* _SET EXERCISE_: Write out all entries word for word.

* _RAW RECORDS_:
start

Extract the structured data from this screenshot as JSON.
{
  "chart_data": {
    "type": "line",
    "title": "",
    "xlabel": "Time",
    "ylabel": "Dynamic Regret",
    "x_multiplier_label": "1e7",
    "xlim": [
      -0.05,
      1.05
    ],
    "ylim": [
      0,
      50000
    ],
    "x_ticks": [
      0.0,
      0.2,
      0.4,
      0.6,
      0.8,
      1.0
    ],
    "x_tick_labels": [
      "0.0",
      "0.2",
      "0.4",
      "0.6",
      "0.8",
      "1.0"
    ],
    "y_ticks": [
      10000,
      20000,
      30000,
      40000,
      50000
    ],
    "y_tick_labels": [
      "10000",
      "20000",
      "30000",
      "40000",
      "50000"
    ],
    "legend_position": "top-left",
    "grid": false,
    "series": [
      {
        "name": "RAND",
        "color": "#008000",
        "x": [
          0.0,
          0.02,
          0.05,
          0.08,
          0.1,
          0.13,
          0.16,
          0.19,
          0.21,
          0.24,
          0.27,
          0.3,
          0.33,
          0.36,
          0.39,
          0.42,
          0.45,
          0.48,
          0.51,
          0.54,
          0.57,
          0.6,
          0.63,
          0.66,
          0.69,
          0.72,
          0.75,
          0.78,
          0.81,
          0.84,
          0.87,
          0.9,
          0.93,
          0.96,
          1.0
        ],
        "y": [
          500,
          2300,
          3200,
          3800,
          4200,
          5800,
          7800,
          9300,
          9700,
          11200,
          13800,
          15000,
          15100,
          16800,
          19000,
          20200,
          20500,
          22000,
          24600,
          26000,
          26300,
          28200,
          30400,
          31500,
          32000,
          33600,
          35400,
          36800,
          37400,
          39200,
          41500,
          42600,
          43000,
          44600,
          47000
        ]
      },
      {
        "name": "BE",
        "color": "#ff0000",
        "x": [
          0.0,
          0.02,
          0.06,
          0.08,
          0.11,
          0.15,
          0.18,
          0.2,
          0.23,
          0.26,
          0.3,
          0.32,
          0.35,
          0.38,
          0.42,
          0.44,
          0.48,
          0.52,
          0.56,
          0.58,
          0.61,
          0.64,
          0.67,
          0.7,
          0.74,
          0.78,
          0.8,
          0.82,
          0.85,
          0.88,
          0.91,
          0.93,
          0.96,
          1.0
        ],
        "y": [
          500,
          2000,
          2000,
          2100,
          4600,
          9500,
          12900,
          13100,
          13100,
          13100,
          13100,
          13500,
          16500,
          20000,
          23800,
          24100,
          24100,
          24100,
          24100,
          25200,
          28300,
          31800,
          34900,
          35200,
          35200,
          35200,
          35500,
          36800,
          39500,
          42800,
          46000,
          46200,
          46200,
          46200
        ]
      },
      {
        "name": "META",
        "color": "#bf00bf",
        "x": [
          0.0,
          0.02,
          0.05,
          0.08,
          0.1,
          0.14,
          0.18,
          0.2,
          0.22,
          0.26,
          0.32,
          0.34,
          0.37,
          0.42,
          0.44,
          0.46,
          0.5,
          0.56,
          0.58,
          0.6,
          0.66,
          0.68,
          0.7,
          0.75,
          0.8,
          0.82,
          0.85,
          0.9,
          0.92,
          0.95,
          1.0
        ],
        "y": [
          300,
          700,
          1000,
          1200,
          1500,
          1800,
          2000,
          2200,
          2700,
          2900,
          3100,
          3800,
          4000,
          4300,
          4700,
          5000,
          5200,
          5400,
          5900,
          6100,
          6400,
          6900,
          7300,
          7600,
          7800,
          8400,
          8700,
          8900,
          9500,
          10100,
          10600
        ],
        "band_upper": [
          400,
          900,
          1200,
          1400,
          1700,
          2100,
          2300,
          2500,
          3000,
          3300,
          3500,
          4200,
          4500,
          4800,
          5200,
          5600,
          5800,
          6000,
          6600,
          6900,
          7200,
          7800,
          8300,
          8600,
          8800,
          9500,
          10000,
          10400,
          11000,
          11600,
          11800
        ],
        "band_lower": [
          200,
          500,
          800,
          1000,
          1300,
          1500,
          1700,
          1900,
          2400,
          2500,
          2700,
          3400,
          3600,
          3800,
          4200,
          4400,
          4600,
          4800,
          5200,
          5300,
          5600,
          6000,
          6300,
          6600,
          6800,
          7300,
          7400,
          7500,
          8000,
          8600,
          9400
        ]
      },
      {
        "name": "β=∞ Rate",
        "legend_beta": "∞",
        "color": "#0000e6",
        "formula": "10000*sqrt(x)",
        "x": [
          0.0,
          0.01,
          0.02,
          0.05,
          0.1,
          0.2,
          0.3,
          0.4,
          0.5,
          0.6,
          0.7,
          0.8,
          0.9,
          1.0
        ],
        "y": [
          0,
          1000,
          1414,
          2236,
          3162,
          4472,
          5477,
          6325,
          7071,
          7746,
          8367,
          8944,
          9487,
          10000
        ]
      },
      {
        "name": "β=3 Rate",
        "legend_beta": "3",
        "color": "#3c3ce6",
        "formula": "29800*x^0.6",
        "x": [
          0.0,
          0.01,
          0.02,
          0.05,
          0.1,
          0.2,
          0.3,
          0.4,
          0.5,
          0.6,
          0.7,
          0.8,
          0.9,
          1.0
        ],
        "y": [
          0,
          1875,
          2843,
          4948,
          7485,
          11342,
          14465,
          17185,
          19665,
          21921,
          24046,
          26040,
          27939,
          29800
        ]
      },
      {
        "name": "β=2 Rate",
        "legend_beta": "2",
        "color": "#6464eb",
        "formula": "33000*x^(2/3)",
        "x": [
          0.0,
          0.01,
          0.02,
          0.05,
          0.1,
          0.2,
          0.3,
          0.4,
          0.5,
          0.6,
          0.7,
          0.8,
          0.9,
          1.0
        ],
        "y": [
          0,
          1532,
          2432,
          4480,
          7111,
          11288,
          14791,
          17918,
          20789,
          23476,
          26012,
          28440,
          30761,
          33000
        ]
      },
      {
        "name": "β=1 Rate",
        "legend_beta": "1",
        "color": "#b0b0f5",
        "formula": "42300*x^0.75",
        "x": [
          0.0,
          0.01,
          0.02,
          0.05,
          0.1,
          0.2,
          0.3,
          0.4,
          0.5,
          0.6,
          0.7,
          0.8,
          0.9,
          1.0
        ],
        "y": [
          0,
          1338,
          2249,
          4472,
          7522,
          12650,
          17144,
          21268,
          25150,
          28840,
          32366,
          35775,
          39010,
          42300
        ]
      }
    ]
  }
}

end

* _EXERCISE ANSWER_:
Extract the structured data from this screenshot as JSON.
{
  "chart_data": {
    "type": "line",
    "title": "",
    "xlabel": "Time",
    "ylabel": "Dynamic Regret",
    "x_multiplier_label": "1e7",
    "xlim": [
      -0.05,
      1.05
    ],
    "ylim": [
      0,
      50000
    ],
    "x_ticks": [
      0.0,
      0.2,
      0.4,
      0.6,
      0.8,
      1.0
    ],
    "x_tick_labels": [
      "0.0",
      "0.2",
      "0.4",
      "0.6",
      "0.8",
      "1.0"
    ],
    "y_ticks": [
      10000,
      20000,
      30000,
      40000,
      50000
    ],
    "y_tick_labels": [
      "10000",
      "20000",
      "30000",
      "40000",
      "50000"
    ],
    "legend_position": "top-left",
    "grid": false,
    "series": [
      {
        "name": "RAND",
        "color": "#008000",
        "x": [
          0.0,
          0.02,
          0.05,
          0.08,
          0.1,
          0.13,
          0.16,
          0.19,
          0.21,
          0.24,
          0.27,
          0.3,
          0.33,
          0.36,
          0.39,
          0.42,
          0.45,
          0.48,
          0.51,
          0.54,
          0.57,
          0.6,
          0.63,
          0.66,
          0.69,
          0.72,
          0.75,
          0.78,
          0.81,
          0.84,
          0.87,
          0.9,
          0.93,
          0.96,
          1.0
        ],
        "y": [
          500,
          2300,
          3200,
          3800,
          4200,
          5800,
          7800,
          9300,
          9700,
          11200,
          13800,
          15000,
          15100,
          16800,
          19000,
          20200,
          20500,
          22000,
          24600,
          26000,
          26300,
          28200,
          30400,
          31500,
          32000,
          33600,
          35400,
          36800,
          37400,
          39200,
          41500,
          42600,
          43000,
          44600,
          47000
        ]
      },
      {
        "name": "BE",
        "color": "#ff0000",
        "x": [
          0.0,
          0.02,
          0.06,
          0.08,
          0.11,
          0.15,
          0.18,
          0.2,
          0.23,
          0.26,
          0.3,
          0.32,
          0.35,
          0.38,
          0.42,
          0.44,
          0.48,
          0.52,
          0.56,
          0.58,
          0.61,
          0.64,
          0.67,
          0.7,
          0.74,
          0.78,
          0.8,
          0.82,
          0.85,
          0.88,
          0.91,
          0.93,
          0.96,
          1.0
        ],
        "y": [
          500,
          2000,
          2000,
          2100,
          4600,
          9500,
          12900,
          13100,
          13100,
          13100,
          13100,
          13500,
          16500,
          20000,
          23800,
          24100,
          24100,
          24100,
          24100,
          25200,
          28300,
          31800,
          34900,
          35200,
          35200,
          35200,
          35500,
          36800,
          39500,
          42800,
          46000,
          46200,
          46200,
          46200
        ]
      },
      {
        "name": "META",
        "color": "#bf00bf",
        "x": [
          0.0,
          0.02,
          0.05,
          0.08,
          0.1,
          0.14,
          0.18,
          0.2,
          0.22,
          0.26,
          0.32,
          0.34,
          0.37,
          0.42,
          0.44,
          0.46,
          0.5,
          0.56,
          0.58,
          0.6,
          0.66,
          0.68,
          0.7,
          0.75,
          0.8,
          0.82,
          0.85,
          0.9,
          0.92,
          0.95,
          1.0
        ],
        "y": [
          300,
          700,
          1000,
          1200,
          1500,
          1800,
          2000,
          2200,
          2700,
          2900,
          3100,
          3800,
          4000,
          4300,
          4700,
          5000,
          5200,
          5400,
          5900,
          6100,
          6400,
          6900,
          7300,
          7600,
          7800,
          8400,
          8700,
          8900,
          9500,
          10100,
          10600
        ],
        "band_upper": [
          400,
          900,
          1200,
          1400,
          1700,
          2100,
          2300,
          2500,
          3000,
          3300,
          3500,
          4200,
          4500,
          4800,
          5200,
          5600,
          5800,
          6000,
          6600,
          6900,
          7200,
          7800,
          8300,
          8600,
          8800,
          9500,
          10000,
          10400,
          11000,
          11600,
          11800
        ],
        "band_lower": [
          200,
          500,
          800,
          1000,
          1300,
          1500,
          1700,
          1900,
          2400,
          2500,
          2700,
          3400,
          3600,
          3800,
          4200,
          4400,
          4600,
          4800,
          5200,
          5300,
          5600,
          6000,
          6300,
          6600,
          6800,
          7300,
          7400,
          7500,
          8000,
          8600,
          9400
        ]
      },
      {
        "name": "β=∞ Rate",
        "legend_beta": "∞",
        "color": "#0000e6",
        "formula": "10000*sqrt(x)",
        "x": [
          0.0,
          0.01,
          0.02,
          0.05,
          0.1,
          0.2,
          0.3,
          0.4,
          0.5,
          0.6,
          0.7,
          0.8,
          0.9,
          1.0
        ],
        "y": [
          0,
          1000,
          1414,
          2236,
          3162,
          4472,
          5477,
          6325,
          7071,
          7746,
          8367,
          8944,
          9487,
          10000
        ]
      },
      {
        "name": "β=3 Rate",
        "legend_beta": "3",
        "color": "#3c3ce6",
        "formula": "29800*x^0.6",
        "x": [
          0.0,
          0.01,
          0.02,
          0.05,
          0.1,
          0.2,
          0.3,
          0.4,
          0.5,
          0.6,
          0.7,
          0.8,
          0.9,
          1.0
        ],
        "y": [
          0,
          1875,
          2843,
          4948,
          7485,
          11342,
          14465,
          17185,
          19665,
          21921,
          24046,
          26040,
          27939,
          29800
        ]
      },
      {
        "name": "β=2 Rate",
        "legend_beta": "2",
        "color": "#6464eb",
        "formula": "33000*x^(2/3)",
        "x": [
          0.0,
          0.01,
          0.02,
          0.05,
          0.1,
          0.2,
          0.3,
          0.4,
          0.5,
          0.6,
          0.7,
          0.8,
          0.9,
          1.0
        ],
        "y": [
          0,
          1532,
          2432,
          4480,
          7111,
          11288,
          14791,
          17918,
          20789,
          23476,
          26012,
          28440,
          30761,
          33000
        ]
      },
      {
        "name": "β=1 Rate",
        "legend_beta": "1",
        "color": "#b0b0f5",
        "formula": "42300*x^0.75",
        "x": [
          0.0,
          0.01,
          0.02,
          0.05,
          0.1,
          0.2,
          0.3,
          0.4,
          0.5,
          0.6,
          0.7,
          0.8,
          0.9,
          1.0
        ],
        "y": [
          0,
          1338,
          2249,
          4472,
          7522,
          12650,
          17144,
          21268,
          25150,
          28840,
          32366,
          35775,
          39010,
          42300
        ]
      }
    ]
  }
}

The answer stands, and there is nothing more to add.